> Problem to solve:
Only the lines holding the string "leadership" are needed. Copy each one.

▼

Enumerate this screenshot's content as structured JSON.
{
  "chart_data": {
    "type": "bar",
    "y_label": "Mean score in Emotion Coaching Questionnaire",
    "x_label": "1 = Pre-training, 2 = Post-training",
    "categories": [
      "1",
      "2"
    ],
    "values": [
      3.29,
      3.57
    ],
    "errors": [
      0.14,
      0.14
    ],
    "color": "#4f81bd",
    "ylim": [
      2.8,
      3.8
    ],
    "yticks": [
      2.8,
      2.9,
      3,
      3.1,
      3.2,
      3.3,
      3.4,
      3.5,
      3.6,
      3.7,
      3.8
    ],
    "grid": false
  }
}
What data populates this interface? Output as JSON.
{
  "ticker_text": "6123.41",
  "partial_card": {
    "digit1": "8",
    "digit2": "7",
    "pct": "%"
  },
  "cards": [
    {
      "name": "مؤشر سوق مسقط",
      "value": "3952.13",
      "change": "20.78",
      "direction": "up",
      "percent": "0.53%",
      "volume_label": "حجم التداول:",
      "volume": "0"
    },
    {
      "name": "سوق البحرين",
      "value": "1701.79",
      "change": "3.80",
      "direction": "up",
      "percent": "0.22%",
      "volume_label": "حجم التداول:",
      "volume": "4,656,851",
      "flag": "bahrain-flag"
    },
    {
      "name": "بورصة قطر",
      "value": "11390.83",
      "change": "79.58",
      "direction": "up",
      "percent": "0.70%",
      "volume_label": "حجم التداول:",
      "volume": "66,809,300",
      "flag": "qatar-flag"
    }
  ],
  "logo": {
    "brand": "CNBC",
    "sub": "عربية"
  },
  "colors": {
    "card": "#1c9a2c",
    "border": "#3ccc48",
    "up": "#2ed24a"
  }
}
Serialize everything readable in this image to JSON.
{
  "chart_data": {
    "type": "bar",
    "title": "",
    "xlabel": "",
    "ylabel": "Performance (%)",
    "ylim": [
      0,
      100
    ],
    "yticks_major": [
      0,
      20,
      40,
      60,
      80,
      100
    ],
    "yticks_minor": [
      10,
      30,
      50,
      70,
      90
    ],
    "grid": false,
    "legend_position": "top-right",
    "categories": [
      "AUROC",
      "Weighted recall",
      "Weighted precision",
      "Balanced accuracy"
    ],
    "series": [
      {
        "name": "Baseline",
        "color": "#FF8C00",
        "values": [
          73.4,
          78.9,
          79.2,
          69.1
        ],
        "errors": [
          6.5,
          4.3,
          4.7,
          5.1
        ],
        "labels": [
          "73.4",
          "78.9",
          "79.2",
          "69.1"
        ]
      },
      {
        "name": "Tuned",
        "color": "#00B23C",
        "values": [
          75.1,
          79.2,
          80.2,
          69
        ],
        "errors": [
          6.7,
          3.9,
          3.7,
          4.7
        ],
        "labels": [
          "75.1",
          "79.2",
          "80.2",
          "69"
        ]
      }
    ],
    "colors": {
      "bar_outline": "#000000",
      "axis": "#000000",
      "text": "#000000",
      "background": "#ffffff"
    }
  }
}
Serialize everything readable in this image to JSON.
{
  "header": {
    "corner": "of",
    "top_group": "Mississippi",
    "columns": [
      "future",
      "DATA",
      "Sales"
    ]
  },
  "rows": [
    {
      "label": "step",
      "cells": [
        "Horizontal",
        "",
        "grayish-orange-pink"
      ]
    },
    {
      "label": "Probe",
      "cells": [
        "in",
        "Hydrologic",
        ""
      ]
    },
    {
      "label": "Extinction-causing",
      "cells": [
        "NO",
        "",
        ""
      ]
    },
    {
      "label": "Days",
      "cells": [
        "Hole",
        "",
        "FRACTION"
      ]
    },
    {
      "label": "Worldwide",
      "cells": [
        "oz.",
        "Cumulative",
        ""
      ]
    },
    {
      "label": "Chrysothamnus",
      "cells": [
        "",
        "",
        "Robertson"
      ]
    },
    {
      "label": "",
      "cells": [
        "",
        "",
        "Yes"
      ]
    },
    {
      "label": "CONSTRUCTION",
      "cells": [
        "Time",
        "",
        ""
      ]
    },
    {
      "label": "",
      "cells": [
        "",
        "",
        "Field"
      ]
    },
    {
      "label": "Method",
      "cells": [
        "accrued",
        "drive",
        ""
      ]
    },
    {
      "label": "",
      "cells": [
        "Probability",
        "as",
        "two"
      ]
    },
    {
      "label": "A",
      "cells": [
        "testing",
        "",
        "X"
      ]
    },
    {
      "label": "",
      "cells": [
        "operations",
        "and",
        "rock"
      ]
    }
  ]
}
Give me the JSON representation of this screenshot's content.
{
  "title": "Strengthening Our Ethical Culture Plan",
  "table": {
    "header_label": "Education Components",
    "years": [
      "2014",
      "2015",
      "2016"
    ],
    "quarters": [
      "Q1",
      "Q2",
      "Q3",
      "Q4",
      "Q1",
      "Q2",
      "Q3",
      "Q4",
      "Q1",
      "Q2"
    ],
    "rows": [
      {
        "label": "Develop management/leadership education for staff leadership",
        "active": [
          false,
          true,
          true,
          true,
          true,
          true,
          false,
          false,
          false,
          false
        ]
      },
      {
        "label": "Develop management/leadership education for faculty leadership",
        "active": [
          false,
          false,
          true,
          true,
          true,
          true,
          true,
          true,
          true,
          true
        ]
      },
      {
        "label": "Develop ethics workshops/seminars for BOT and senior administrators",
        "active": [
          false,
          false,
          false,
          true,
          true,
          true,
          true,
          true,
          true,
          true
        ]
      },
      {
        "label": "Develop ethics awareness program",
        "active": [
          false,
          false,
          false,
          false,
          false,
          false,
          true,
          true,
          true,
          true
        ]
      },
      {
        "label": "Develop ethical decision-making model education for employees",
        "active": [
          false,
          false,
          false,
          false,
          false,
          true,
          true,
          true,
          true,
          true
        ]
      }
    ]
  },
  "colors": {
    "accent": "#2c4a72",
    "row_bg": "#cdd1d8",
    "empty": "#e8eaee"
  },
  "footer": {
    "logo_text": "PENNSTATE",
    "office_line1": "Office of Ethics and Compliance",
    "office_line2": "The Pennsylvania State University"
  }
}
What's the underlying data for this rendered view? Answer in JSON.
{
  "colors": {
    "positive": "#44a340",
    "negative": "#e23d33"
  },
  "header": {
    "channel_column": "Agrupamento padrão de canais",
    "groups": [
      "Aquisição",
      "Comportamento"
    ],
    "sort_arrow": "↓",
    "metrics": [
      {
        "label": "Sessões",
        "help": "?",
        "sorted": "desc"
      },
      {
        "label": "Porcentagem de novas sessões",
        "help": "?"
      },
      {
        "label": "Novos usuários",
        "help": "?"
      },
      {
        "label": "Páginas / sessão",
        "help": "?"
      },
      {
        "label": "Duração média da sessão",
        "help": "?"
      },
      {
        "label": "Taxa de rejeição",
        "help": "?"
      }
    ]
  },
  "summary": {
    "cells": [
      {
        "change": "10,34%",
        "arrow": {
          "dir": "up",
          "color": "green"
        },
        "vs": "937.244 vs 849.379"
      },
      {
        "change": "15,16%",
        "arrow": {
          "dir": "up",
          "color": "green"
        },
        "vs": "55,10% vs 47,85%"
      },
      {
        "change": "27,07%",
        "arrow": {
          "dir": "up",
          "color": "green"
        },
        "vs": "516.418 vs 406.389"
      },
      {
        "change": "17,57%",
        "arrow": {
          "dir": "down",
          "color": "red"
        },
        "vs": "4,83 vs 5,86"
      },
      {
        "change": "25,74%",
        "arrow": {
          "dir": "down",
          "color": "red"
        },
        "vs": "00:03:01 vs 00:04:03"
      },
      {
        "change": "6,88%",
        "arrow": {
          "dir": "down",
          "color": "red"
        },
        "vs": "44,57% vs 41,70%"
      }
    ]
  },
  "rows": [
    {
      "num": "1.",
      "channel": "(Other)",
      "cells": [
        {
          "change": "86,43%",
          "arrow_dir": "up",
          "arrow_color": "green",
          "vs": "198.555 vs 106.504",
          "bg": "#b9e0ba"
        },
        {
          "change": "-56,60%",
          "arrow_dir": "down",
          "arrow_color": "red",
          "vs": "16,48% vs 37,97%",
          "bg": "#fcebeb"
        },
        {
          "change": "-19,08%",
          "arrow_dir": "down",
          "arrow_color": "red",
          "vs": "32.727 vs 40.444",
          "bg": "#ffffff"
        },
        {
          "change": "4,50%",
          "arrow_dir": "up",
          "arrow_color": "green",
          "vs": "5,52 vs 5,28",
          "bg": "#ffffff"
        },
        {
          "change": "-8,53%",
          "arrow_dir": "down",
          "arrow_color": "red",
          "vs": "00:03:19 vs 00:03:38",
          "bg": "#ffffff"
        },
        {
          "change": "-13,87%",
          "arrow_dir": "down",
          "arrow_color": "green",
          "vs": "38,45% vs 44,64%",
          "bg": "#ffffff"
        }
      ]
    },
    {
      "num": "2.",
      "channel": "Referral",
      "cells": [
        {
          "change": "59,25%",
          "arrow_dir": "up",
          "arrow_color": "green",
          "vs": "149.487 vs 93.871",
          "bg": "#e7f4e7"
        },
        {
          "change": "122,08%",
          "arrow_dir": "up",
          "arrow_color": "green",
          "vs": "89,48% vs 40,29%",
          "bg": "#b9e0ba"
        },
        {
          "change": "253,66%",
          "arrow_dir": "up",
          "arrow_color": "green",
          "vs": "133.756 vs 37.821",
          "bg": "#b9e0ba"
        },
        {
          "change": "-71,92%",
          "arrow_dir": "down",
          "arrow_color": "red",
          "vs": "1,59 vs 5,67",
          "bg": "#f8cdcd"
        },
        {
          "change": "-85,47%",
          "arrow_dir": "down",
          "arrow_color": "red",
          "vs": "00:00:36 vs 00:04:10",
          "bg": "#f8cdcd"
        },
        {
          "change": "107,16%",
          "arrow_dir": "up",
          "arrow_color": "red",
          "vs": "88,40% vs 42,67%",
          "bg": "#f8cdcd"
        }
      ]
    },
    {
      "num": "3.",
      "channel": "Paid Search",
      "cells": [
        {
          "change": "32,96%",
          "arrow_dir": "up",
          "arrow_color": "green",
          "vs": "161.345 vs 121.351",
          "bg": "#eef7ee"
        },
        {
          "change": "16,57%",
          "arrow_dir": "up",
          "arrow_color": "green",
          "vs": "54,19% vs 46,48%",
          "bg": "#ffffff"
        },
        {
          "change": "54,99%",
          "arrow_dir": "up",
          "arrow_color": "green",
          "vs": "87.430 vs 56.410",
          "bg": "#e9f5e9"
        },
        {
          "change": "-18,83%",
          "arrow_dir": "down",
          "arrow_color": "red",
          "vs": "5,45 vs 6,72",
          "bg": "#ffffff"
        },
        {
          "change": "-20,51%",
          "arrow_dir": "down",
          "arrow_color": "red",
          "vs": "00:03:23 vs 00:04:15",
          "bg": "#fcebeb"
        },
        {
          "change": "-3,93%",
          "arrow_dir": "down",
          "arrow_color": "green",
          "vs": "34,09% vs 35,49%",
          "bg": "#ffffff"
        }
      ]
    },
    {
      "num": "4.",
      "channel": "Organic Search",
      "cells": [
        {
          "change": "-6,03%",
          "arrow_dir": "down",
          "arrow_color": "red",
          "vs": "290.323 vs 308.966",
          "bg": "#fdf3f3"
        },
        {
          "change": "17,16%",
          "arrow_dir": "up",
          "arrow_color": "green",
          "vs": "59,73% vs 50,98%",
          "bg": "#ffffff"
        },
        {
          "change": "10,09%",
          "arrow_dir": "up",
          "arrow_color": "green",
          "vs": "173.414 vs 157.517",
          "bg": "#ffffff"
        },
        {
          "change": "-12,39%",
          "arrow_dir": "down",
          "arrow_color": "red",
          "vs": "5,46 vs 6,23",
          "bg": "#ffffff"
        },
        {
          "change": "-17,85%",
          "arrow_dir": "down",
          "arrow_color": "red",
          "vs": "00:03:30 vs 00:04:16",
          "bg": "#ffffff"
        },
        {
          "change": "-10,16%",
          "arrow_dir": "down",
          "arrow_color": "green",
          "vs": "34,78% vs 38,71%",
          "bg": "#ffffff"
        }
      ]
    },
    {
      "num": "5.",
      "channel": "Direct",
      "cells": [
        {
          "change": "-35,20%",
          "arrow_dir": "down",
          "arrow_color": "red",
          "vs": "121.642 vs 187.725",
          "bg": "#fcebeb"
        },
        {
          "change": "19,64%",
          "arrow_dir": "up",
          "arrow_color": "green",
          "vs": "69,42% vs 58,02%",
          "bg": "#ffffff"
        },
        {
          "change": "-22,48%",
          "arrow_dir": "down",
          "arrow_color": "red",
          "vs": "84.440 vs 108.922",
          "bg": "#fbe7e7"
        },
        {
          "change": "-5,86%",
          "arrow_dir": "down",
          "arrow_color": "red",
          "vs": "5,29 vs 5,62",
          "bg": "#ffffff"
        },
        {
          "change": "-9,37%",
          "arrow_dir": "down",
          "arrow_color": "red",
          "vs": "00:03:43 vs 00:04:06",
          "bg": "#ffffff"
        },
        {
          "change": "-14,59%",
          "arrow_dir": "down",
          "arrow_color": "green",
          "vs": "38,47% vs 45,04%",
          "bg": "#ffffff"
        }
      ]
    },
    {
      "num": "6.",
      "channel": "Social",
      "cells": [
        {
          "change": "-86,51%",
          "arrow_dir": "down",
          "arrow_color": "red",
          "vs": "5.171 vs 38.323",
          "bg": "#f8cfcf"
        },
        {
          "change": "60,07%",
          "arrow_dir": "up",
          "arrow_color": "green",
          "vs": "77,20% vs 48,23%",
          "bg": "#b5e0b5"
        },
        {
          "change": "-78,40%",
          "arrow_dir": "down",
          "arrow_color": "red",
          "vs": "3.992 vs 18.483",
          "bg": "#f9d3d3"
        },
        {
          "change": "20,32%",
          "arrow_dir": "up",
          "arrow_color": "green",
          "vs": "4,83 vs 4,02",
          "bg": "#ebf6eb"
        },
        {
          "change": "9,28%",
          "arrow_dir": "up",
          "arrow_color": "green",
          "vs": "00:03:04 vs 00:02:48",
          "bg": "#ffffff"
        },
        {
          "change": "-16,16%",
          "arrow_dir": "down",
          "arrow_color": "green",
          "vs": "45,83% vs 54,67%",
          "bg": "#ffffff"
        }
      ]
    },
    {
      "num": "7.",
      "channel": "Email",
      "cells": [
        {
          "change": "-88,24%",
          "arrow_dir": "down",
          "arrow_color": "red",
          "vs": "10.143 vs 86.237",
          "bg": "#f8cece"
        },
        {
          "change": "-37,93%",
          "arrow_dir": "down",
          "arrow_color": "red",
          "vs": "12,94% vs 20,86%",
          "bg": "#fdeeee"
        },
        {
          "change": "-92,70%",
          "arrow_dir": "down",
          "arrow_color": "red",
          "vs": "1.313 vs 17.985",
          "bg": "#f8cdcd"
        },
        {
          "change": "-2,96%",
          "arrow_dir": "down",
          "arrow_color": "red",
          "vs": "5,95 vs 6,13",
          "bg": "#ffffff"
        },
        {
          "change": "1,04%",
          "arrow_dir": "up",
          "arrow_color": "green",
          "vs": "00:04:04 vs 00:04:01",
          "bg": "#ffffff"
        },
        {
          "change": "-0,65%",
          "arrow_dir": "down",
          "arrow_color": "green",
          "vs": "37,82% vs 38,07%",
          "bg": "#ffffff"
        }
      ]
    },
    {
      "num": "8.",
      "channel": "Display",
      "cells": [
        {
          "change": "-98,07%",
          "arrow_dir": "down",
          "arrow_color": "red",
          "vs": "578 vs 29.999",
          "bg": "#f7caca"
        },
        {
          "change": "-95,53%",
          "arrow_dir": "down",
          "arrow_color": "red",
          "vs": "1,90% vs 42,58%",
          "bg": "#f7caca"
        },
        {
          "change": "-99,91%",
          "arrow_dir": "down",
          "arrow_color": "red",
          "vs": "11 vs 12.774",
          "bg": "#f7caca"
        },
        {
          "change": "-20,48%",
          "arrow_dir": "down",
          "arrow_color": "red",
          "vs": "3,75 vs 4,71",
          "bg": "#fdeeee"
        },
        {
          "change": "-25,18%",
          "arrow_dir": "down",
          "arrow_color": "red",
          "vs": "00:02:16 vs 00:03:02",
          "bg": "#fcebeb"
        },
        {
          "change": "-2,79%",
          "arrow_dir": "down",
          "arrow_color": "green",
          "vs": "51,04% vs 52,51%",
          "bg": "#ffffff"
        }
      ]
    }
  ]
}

▲

> Written answer:
        "label": "Develop management/leadership education for staff leadership",
        "label": "Develop management/leadership education for faculty leadership",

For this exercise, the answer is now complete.